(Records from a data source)
— start —

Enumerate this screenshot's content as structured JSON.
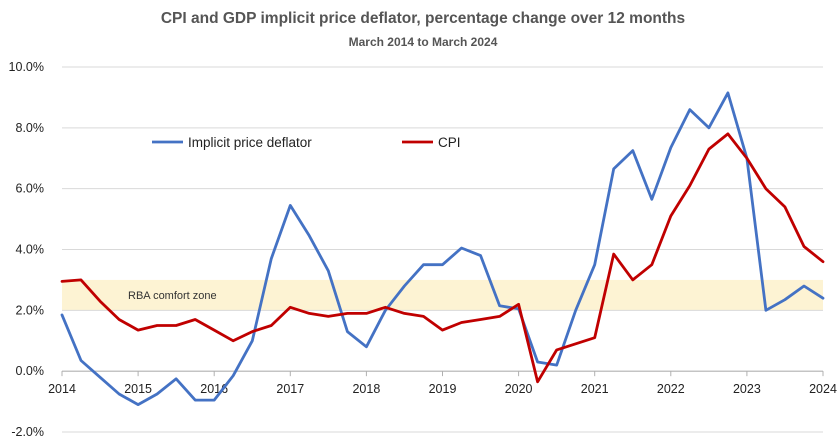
{
  "chart_data": {
    "type": "line",
    "title": "CPI and GDP implicit price deflator, percentage change over 12 months",
    "subtitle": "March 2014 to March 2024",
    "xlabel": "",
    "ylabel": "",
    "xlim": [
      2014,
      2024
    ],
    "ylim": [
      -2,
      10
    ],
    "y_ticks": [
      -2,
      0,
      2,
      4,
      6,
      8,
      10
    ],
    "y_tick_labels": [
      "-2.0%",
      "0.0%",
      "2.0%",
      "4.0%",
      "6.0%",
      "8.0%",
      "10.0%"
    ],
    "x_ticks": [
      2014,
      2015,
      2016,
      2017,
      2018,
      2019,
      2020,
      2021,
      2022,
      2023,
      2024
    ],
    "x_tick_labels": [
      "2014",
      "2015",
      "2016",
      "2017",
      "2018",
      "2019",
      "2020",
      "2021",
      "2022",
      "2023",
      "2024"
    ],
    "grid": "horizontal",
    "legend_position": "top-left",
    "band": {
      "label": "RBA comfort zone",
      "from": 2,
      "to": 3,
      "color": "#fdf3d3"
    },
    "x": [
      2014,
      2014.25,
      2014.5,
      2014.75,
      2015,
      2015.25,
      2015.5,
      2015.75,
      2016,
      2016.25,
      2016.5,
      2016.75,
      2017,
      2017.25,
      2017.5,
      2017.75,
      2018,
      2018.25,
      2018.5,
      2018.75,
      2019,
      2019.25,
      2019.5,
      2019.75,
      2020,
      2020.25,
      2020.5,
      2020.75,
      2021,
      2021.25,
      2021.5,
      2021.75,
      2022,
      2022.25,
      2022.5,
      2022.75,
      2023,
      2023.25,
      2023.5,
      2023.75,
      2024
    ],
    "series": [
      {
        "name": "Implicit price deflator",
        "color": "#4472c4",
        "values": [
          1.85,
          0.35,
          -0.2,
          -0.75,
          -1.1,
          -0.75,
          -0.25,
          -0.95,
          -0.95,
          -0.15,
          1.0,
          3.7,
          5.45,
          4.45,
          3.3,
          1.3,
          0.8,
          2.0,
          2.8,
          3.5,
          3.5,
          4.05,
          3.8,
          2.15,
          2.05,
          0.3,
          0.2,
          2.0,
          3.5,
          6.65,
          7.25,
          5.65,
          7.35,
          8.6,
          8.0,
          9.15,
          7.0,
          2.0,
          2.35,
          2.8,
          2.4
        ]
      },
      {
        "name": "CPI",
        "color": "#c00000",
        "values": [
          2.95,
          3.0,
          2.3,
          1.7,
          1.35,
          1.5,
          1.5,
          1.7,
          1.35,
          1.0,
          1.3,
          1.5,
          2.1,
          1.9,
          1.8,
          1.9,
          1.9,
          2.1,
          1.9,
          1.8,
          1.35,
          1.6,
          1.7,
          1.8,
          2.2,
          -0.35,
          0.7,
          0.9,
          1.1,
          3.85,
          3.0,
          3.5,
          5.1,
          6.1,
          7.3,
          7.8,
          7.0,
          6.0,
          5.4,
          4.1,
          3.6
        ]
      }
    ]
  }
}
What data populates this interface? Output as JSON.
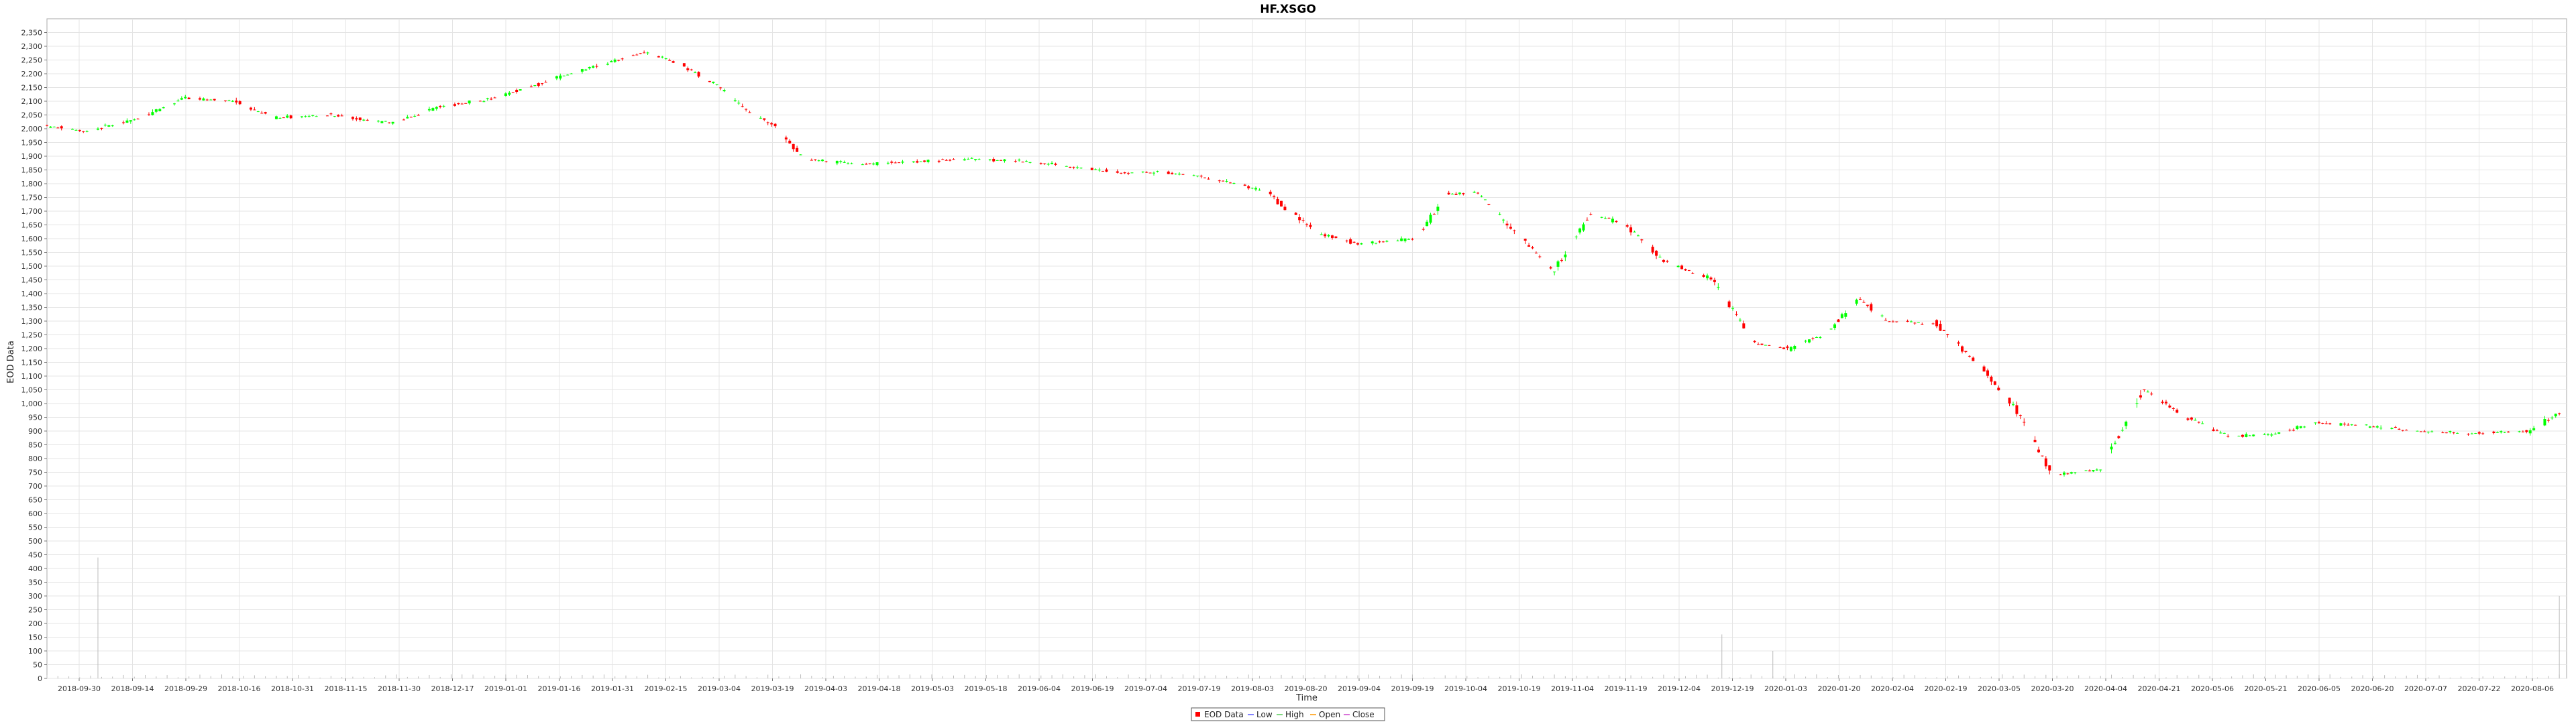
{
  "chart_data": {
    "type": "candlestick",
    "title": "HF.XSGO",
    "xlabel": "Time",
    "ylabel": "EOD Data",
    "ylim": [
      0,
      2400
    ],
    "y_ticks": [
      0,
      50,
      100,
      150,
      200,
      250,
      300,
      350,
      400,
      450,
      500,
      550,
      600,
      650,
      700,
      750,
      800,
      850,
      900,
      950,
      1000,
      1050,
      1100,
      1150,
      1200,
      1250,
      1300,
      1350,
      1400,
      1450,
      1500,
      1550,
      1600,
      1650,
      1700,
      1750,
      1800,
      1850,
      1900,
      1950,
      2000,
      2050,
      2100,
      2150,
      2200,
      2250,
      2300,
      2350
    ],
    "x_range": [
      "2018-09-24",
      "2020-08-16"
    ],
    "x_ticks": [
      "2018-09-30",
      "2018-09-14",
      "2018-09-29",
      "2018-10-16",
      "2018-10-31",
      "2018-11-15",
      "2018-11-30",
      "2018-12-17",
      "2019-01-01",
      "2019-01-16",
      "2019-01-31",
      "2019-02-15",
      "2019-03-04",
      "2019-03-19",
      "2019-04-03",
      "2019-04-18",
      "2019-05-03",
      "2019-05-18",
      "2019-06-04",
      "2019-06-19",
      "2019-07-04",
      "2019-07-19",
      "2019-08-03",
      "2019-08-20",
      "2019-09-04",
      "2019-09-19",
      "2019-10-04",
      "2019-10-19",
      "2019-11-04",
      "2019-11-19",
      "2019-12-04",
      "2019-12-19",
      "2020-01-03",
      "2020-01-20",
      "2020-02-04",
      "2020-02-19",
      "2020-03-05",
      "2020-03-20",
      "2020-04-04",
      "2020-04-21",
      "2020-05-06",
      "2020-05-21",
      "2020-06-05",
      "2020-06-20",
      "2020-07-07",
      "2020-07-22",
      "2020-08-06"
    ],
    "grid": true,
    "legend": {
      "position": "bottom-center",
      "entries": [
        "EOD Data",
        "Low",
        "High",
        "Open",
        "Close"
      ]
    },
    "colors": {
      "up": "#00ff00",
      "down": "#ff0000",
      "grid": "#e4e4e4",
      "volume": "#bbbbbb",
      "low": "#5b5bff",
      "high": "#55cc55",
      "open": "#ff9900",
      "close": "#cc44cc"
    },
    "price_anchors": [
      [
        "2018-09-24",
        2010
      ],
      [
        "2018-10-05",
        1990
      ],
      [
        "2018-10-20",
        2040
      ],
      [
        "2018-11-01",
        2110
      ],
      [
        "2018-11-15",
        2100
      ],
      [
        "2018-11-25",
        2040
      ],
      [
        "2018-12-10",
        2050
      ],
      [
        "2018-12-28",
        2020
      ],
      [
        "2019-01-10",
        2080
      ],
      [
        "2019-01-25",
        2110
      ],
      [
        "2019-02-10",
        2180
      ],
      [
        "2019-02-25",
        2240
      ],
      [
        "2019-03-08",
        2280
      ],
      [
        "2019-03-18",
        2230
      ],
      [
        "2019-03-28",
        2150
      ],
      [
        "2019-04-05",
        2060
      ],
      [
        "2019-04-12",
        2010
      ],
      [
        "2019-04-20",
        1890
      ],
      [
        "2019-05-05",
        1870
      ],
      [
        "2019-05-20",
        1880
      ],
      [
        "2019-06-05",
        1890
      ],
      [
        "2019-06-20",
        1880
      ],
      [
        "2019-07-04",
        1860
      ],
      [
        "2019-07-15",
        1840
      ],
      [
        "2019-07-29",
        1840
      ],
      [
        "2019-08-10",
        1820
      ],
      [
        "2019-08-25",
        1770
      ],
      [
        "2019-09-08",
        1620
      ],
      [
        "2019-09-20",
        1580
      ],
      [
        "2019-10-05",
        1600
      ],
      [
        "2019-10-14",
        1760
      ],
      [
        "2019-10-22",
        1770
      ],
      [
        "2019-11-01",
        1630
      ],
      [
        "2019-11-12",
        1480
      ],
      [
        "2019-11-22",
        1690
      ],
      [
        "2019-12-02",
        1650
      ],
      [
        "2019-12-12",
        1520
      ],
      [
        "2019-12-26",
        1450
      ],
      [
        "2020-01-06",
        1220
      ],
      [
        "2020-01-16",
        1200
      ],
      [
        "2020-01-26",
        1260
      ],
      [
        "2020-02-04",
        1380
      ],
      [
        "2020-02-12",
        1300
      ],
      [
        "2020-02-25",
        1290
      ],
      [
        "2020-03-10",
        1110
      ],
      [
        "2020-03-18",
        980
      ],
      [
        "2020-03-28",
        740
      ],
      [
        "2020-04-10",
        760
      ],
      [
        "2020-04-22",
        1050
      ],
      [
        "2020-05-04",
        950
      ],
      [
        "2020-05-16",
        880
      ],
      [
        "2020-05-28",
        890
      ],
      [
        "2020-06-08",
        930
      ],
      [
        "2020-06-22",
        920
      ],
      [
        "2020-07-06",
        900
      ],
      [
        "2020-07-20",
        890
      ],
      [
        "2020-08-06",
        900
      ],
      [
        "2020-08-16",
        980
      ]
    ],
    "volume_spikes": [
      [
        "2018-10-08",
        440
      ],
      [
        "2019-12-28",
        160
      ],
      [
        "2020-01-11",
        100
      ],
      [
        "2020-08-14",
        300
      ]
    ]
  }
}
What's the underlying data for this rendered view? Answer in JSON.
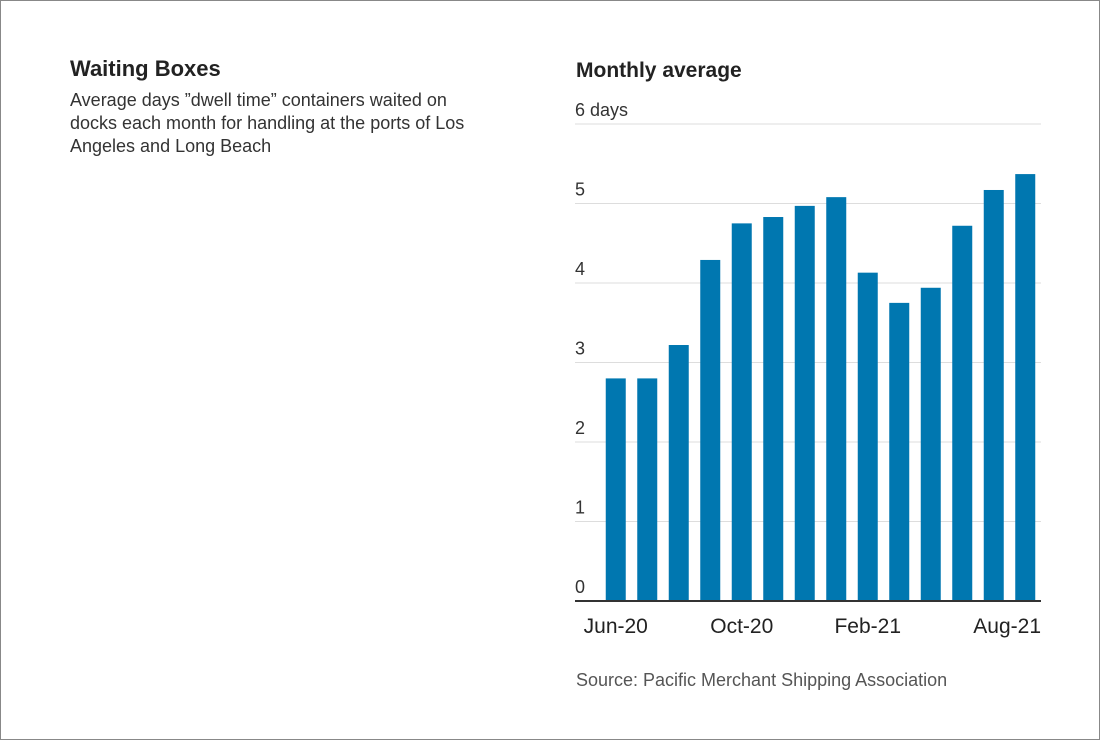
{
  "chart_data": {
    "type": "bar",
    "title": "Waiting Boxes",
    "subtitle": "Average days ”dwell time” containers waited on docks each month for handling at the ports of Los Angeles and Long Beach",
    "chart_title": "Monthly average",
    "source": "Source: Pacific Merchant Shipping Association",
    "categories": [
      "Jun-20",
      null,
      null,
      null,
      "Oct-20",
      null,
      null,
      null,
      "Feb-21",
      null,
      null,
      null,
      null,
      "Aug-21"
    ],
    "values": [
      2.8,
      2.8,
      3.22,
      4.29,
      4.75,
      4.83,
      4.97,
      5.08,
      4.13,
      3.75,
      3.94,
      4.72,
      5.17,
      5.37
    ],
    "color": "#0077b0",
    "ylim": [
      0,
      6
    ],
    "yticks": [
      0,
      1,
      2,
      3,
      4,
      5,
      {
        "value": 6,
        "label": "6 days"
      }
    ],
    "grid": true
  }
}
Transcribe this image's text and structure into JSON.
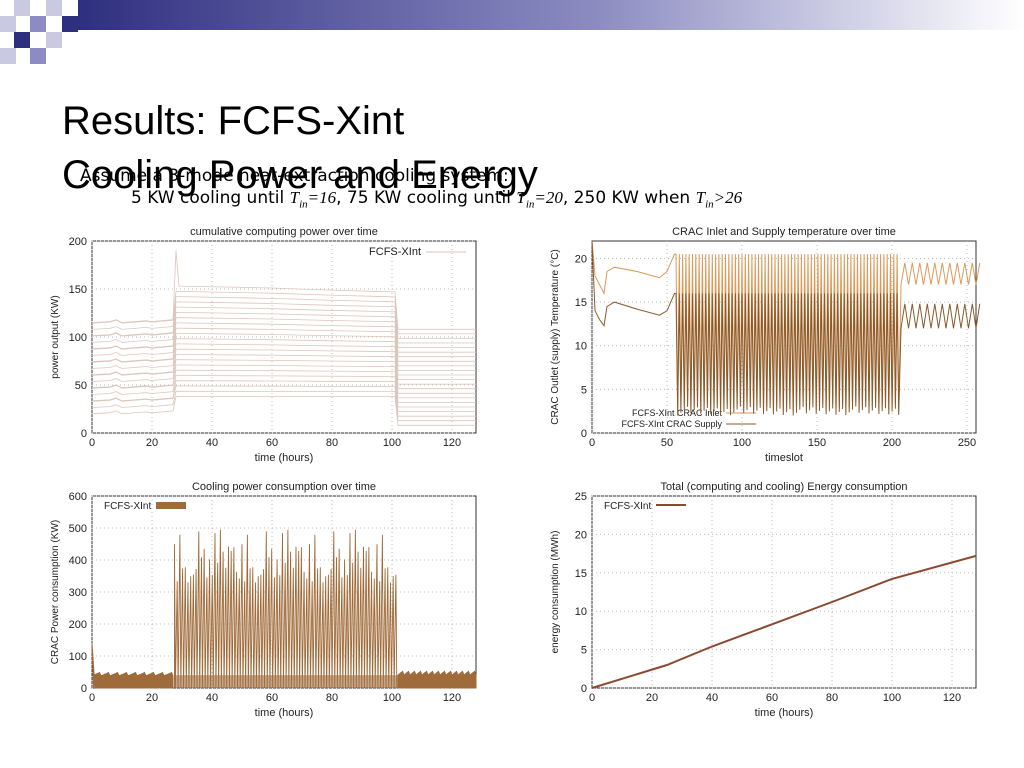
{
  "slide": {
    "title_line1": "Results: FCFS-Xint",
    "title_line2": "Cooling Power and Energy",
    "sub1": "Assume a 3-mode heat-extraction cooling system:",
    "sub2": {
      "p1": "5 KW cooling until ",
      "v1": "T",
      "s1": "in",
      "e1": "=16",
      "p2": ", 75 KW cooling until ",
      "v2": "T",
      "s2": "in",
      "e2": "=20",
      "p3": ", 250 KW when ",
      "v3": "T",
      "s3": "in",
      "e3": ">26"
    },
    "colors": {
      "deco_dark": "#2f2f80",
      "deco_mid": "#8c8cc2",
      "deco_light": "#c9c9e2"
    }
  },
  "chart_data": [
    {
      "type": "line",
      "title": "cumulative computing power over time",
      "xlabel": "time (hours)",
      "ylabel": "power output (KW)",
      "xlim": [
        0,
        128
      ],
      "ylim": [
        0,
        200
      ],
      "xticks": [
        0,
        20,
        40,
        60,
        80,
        100,
        120
      ],
      "yticks": [
        0,
        50,
        100,
        150,
        200
      ],
      "legend": [
        "FCFS-XInt"
      ],
      "legend_position": "top-right",
      "color": "#dcc6bc",
      "series": [
        {
          "name": "FCFS-XInt",
          "description_values": {
            "before_28h_top": 115,
            "spike_28h": 190,
            "plateau_28_102_top": 153,
            "after_102h_top": 108
          }
        }
      ]
    },
    {
      "type": "line",
      "title": "CRAC Inlet and Supply temperature over time",
      "xlabel": "timeslot",
      "ylabel": "CRAC Outlet (supply) Temperature (°C)",
      "xlim": [
        0,
        256
      ],
      "ylim": [
        0,
        22
      ],
      "xticks": [
        0,
        50,
        100,
        150,
        200,
        250
      ],
      "yticks": [
        0,
        5,
        10,
        15,
        20
      ],
      "legend_position": "bottom-center",
      "series": [
        {
          "name": "FCFS-XInt CRAC Inlet",
          "color": "#d99a5a",
          "x": [
            0,
            2,
            5,
            8,
            10,
            15,
            30,
            45,
            50,
            55
          ],
          "y": [
            22,
            18,
            17,
            16,
            18.5,
            19,
            18.5,
            17.8,
            18.5,
            20.5
          ]
        },
        {
          "name": "FCFS-XInt CRAC Supply",
          "color": "#8b5a2b",
          "x": [
            0,
            2,
            5,
            8,
            10,
            15,
            30,
            45,
            50,
            55
          ],
          "y": [
            22,
            14,
            13,
            12.3,
            14.5,
            15,
            14.2,
            13.5,
            14,
            16
          ]
        }
      ]
    },
    {
      "type": "line",
      "title": "Cooling power consumption over time",
      "xlabel": "time (hours)",
      "ylabel": "CRAC Power consumption (KW)",
      "xlim": [
        0,
        128
      ],
      "ylim": [
        0,
        600
      ],
      "xticks": [
        0,
        20,
        40,
        60,
        80,
        100,
        120
      ],
      "yticks": [
        0,
        100,
        200,
        300,
        400,
        500,
        600
      ],
      "legend": [
        "FCFS-XInt"
      ],
      "legend_position": "top-left",
      "color": "#a06b3a",
      "series": [
        {
          "name": "FCFS-XInt",
          "description_values": {
            "initial_peak": 140,
            "base_0_27h": 45,
            "spikes_28_102h_max": 505,
            "base_after_102h": 45
          }
        }
      ]
    },
    {
      "type": "line",
      "title": "Total (computing and cooling) Energy consumption",
      "xlabel": "time (hours)",
      "ylabel": "energy consumption (MWh)",
      "xlim": [
        0,
        128
      ],
      "ylim": [
        0,
        25
      ],
      "xticks": [
        0,
        20,
        40,
        60,
        80,
        100,
        120
      ],
      "yticks": [
        0,
        5,
        10,
        15,
        20,
        25
      ],
      "legend": [
        "FCFS-XInt"
      ],
      "legend_position": "top-left",
      "color": "#8b4a30",
      "series": [
        {
          "name": "FCFS-XInt",
          "x": [
            0,
            25,
            40,
            60,
            80,
            100,
            128
          ],
          "y": [
            0,
            3,
            5.4,
            8.3,
            11.2,
            14.2,
            17.2
          ]
        }
      ]
    }
  ]
}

— end —

From the data above, gather every line that includes the word "consumption".

__EXERCISE SOLUTION__.
      "title": "Cooling power consumption over time",
      "ylabel": "CRAC Power consumption (KW)",
      "title": "Total (computing and cooling) Energy consumption",
      "ylabel": "energy consumption (MWh)",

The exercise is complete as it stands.